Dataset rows
:::

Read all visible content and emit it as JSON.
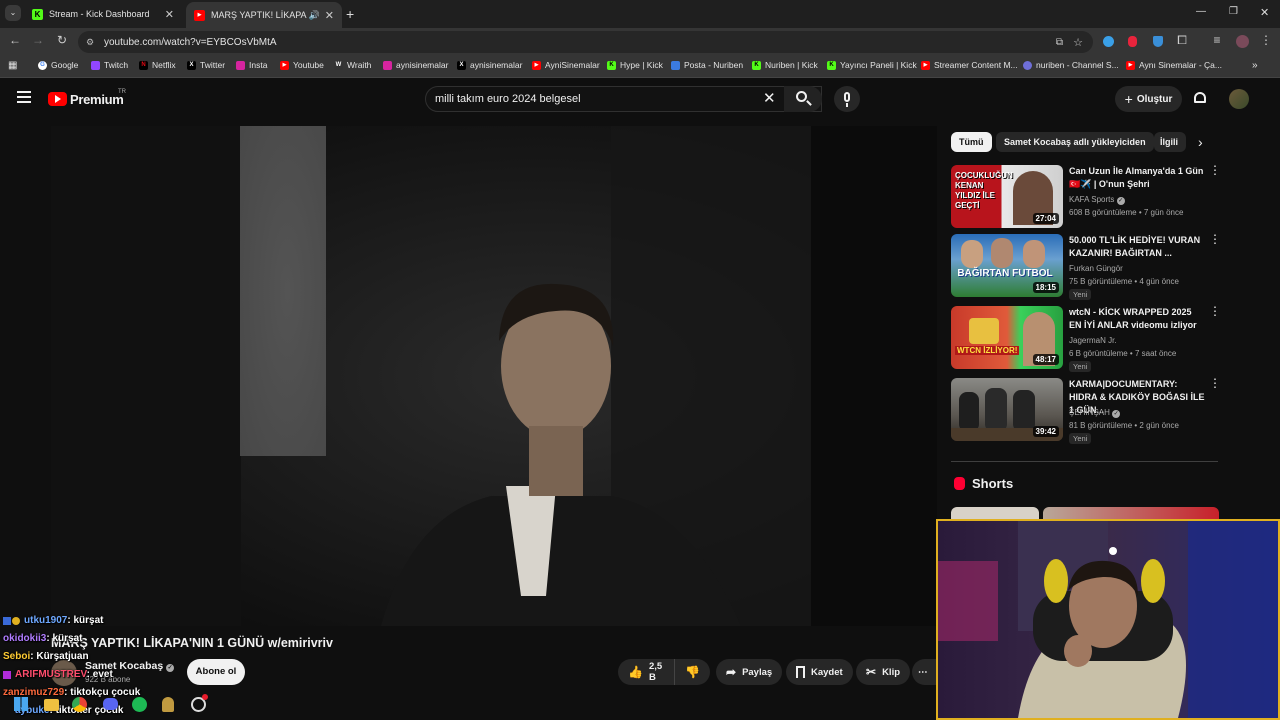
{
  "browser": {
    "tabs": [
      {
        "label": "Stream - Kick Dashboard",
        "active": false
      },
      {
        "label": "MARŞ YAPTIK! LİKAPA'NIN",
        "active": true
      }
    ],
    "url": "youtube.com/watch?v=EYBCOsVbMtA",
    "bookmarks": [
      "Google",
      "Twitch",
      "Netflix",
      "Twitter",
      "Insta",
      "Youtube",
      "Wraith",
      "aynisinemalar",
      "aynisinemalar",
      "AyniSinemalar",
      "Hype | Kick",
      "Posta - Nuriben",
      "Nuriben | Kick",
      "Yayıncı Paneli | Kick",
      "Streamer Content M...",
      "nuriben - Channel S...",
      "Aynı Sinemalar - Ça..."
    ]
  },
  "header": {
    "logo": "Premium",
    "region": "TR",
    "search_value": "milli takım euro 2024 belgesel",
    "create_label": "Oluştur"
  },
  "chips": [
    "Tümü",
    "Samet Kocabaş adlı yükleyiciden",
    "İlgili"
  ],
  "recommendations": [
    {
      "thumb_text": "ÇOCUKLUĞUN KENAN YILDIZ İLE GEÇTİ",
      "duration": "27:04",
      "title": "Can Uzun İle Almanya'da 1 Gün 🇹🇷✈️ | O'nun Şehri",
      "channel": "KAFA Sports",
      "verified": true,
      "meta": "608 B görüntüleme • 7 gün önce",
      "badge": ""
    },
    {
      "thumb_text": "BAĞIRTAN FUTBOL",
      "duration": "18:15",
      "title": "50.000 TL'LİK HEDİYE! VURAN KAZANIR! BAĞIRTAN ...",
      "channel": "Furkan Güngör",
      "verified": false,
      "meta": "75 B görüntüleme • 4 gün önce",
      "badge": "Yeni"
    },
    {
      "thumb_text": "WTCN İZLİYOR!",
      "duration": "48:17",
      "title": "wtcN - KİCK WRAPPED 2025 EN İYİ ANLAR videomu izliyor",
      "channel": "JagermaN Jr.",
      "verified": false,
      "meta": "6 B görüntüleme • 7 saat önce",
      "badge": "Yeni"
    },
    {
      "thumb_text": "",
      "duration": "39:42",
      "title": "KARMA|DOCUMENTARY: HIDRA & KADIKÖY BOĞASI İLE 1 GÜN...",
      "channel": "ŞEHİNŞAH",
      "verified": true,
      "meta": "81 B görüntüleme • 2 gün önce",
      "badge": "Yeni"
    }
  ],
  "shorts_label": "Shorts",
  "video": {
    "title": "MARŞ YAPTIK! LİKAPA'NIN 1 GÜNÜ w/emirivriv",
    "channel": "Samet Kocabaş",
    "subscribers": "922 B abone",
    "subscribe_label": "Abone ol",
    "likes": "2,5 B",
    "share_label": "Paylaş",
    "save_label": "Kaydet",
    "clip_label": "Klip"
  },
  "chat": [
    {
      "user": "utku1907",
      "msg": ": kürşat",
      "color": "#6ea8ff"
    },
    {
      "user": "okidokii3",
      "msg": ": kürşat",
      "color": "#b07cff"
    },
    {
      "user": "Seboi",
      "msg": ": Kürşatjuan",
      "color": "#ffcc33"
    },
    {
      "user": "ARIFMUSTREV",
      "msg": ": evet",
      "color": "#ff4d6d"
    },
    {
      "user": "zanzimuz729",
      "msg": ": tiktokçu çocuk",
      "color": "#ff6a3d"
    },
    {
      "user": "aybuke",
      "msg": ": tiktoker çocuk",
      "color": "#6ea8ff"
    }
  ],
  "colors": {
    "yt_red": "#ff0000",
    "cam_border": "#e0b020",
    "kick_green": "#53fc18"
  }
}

:::

What you should do
Without the pictures, copy the material exactly as given.

Exercise result
Read all visible content and emit it as JSON.
{
  "browser": {
    "tabs": [
      {
        "label": "Stream - Kick Dashboard",
        "active": false
      },
      {
        "label": "MARŞ YAPTIK! LİKAPA'NIN",
        "active": true
      }
    ],
    "url": "youtube.com/watch?v=EYBCOsVbMtA",
    "bookmarks": [
      "Google",
      "Twitch",
      "Netflix",
      "Twitter",
      "Insta",
      "Youtube",
      "Wraith",
      "aynisinemalar",
      "aynisinemalar",
      "AyniSinemalar",
      "Hype | Kick",
      "Posta - Nuriben",
      "Nuriben | Kick",
      "Yayıncı Paneli | Kick",
      "Streamer Content M...",
      "nuriben - Channel S...",
      "Aynı Sinemalar - Ça..."
    ]
  },
  "header": {
    "logo": "Premium",
    "region": "TR",
    "search_value": "milli takım euro 2024 belgesel",
    "create_label": "Oluştur"
  },
  "chips": [
    "Tümü",
    "Samet Kocabaş adlı yükleyiciden",
    "İlgili"
  ],
  "recommendations": [
    {
      "thumb_text": "ÇOCUKLUĞUN KENAN YILDIZ İLE GEÇTİ",
      "duration": "27:04",
      "title": "Can Uzun İle Almanya'da 1 Gün 🇹🇷✈️ | O'nun Şehri",
      "channel": "KAFA Sports",
      "verified": true,
      "meta": "608 B görüntüleme • 7 gün önce",
      "badge": ""
    },
    {
      "thumb_text": "BAĞIRTAN FUTBOL",
      "duration": "18:15",
      "title": "50.000 TL'LİK HEDİYE! VURAN KAZANIR! BAĞIRTAN ...",
      "channel": "Furkan Güngör",
      "verified": false,
      "meta": "75 B görüntüleme • 4 gün önce",
      "badge": "Yeni"
    },
    {
      "thumb_text": "WTCN İZLİYOR!",
      "duration": "48:17",
      "title": "wtcN - KİCK WRAPPED 2025 EN İYİ ANLAR videomu izliyor",
      "channel": "JagermaN Jr.",
      "verified": false,
      "meta": "6 B görüntüleme • 7 saat önce",
      "badge": "Yeni"
    },
    {
      "thumb_text": "",
      "duration": "39:42",
      "title": "KARMA|DOCUMENTARY: HIDRA & KADIKÖY BOĞASI İLE 1 GÜN...",
      "channel": "ŞEHİNŞAH",
      "verified": true,
      "meta": "81 B görüntüleme • 2 gün önce",
      "badge": "Yeni"
    }
  ],
  "shorts_label": "Shorts",
  "video": {
    "title": "MARŞ YAPTIK! LİKAPA'NIN 1 GÜNÜ w/emirivriv",
    "channel": "Samet Kocabaş",
    "subscribers": "922 B abone",
    "subscribe_label": "Abone ol",
    "likes": "2,5 B",
    "share_label": "Paylaş",
    "save_label": "Kaydet",
    "clip_label": "Klip"
  },
  "chat": [
    {
      "user": "utku1907",
      "msg": ": kürşat",
      "color": "#6ea8ff"
    },
    {
      "user": "okidokii3",
      "msg": ": kürşat",
      "color": "#b07cff"
    },
    {
      "user": "Seboi",
      "msg": ": Kürşatjuan",
      "color": "#ffcc33"
    },
    {
      "user": "ARIFMUSTREV",
      "msg": ": evet",
      "color": "#ff4d6d"
    },
    {
      "user": "zanzimuz729",
      "msg": ": tiktokçu çocuk",
      "color": "#ff6a3d"
    },
    {
      "user": "aybuke",
      "msg": ": tiktoker çocuk",
      "color": "#6ea8ff"
    }
  ],
  "colors": {
    "yt_red": "#ff0000",
    "cam_border": "#e0b020",
    "kick_green": "#53fc18"
  }
}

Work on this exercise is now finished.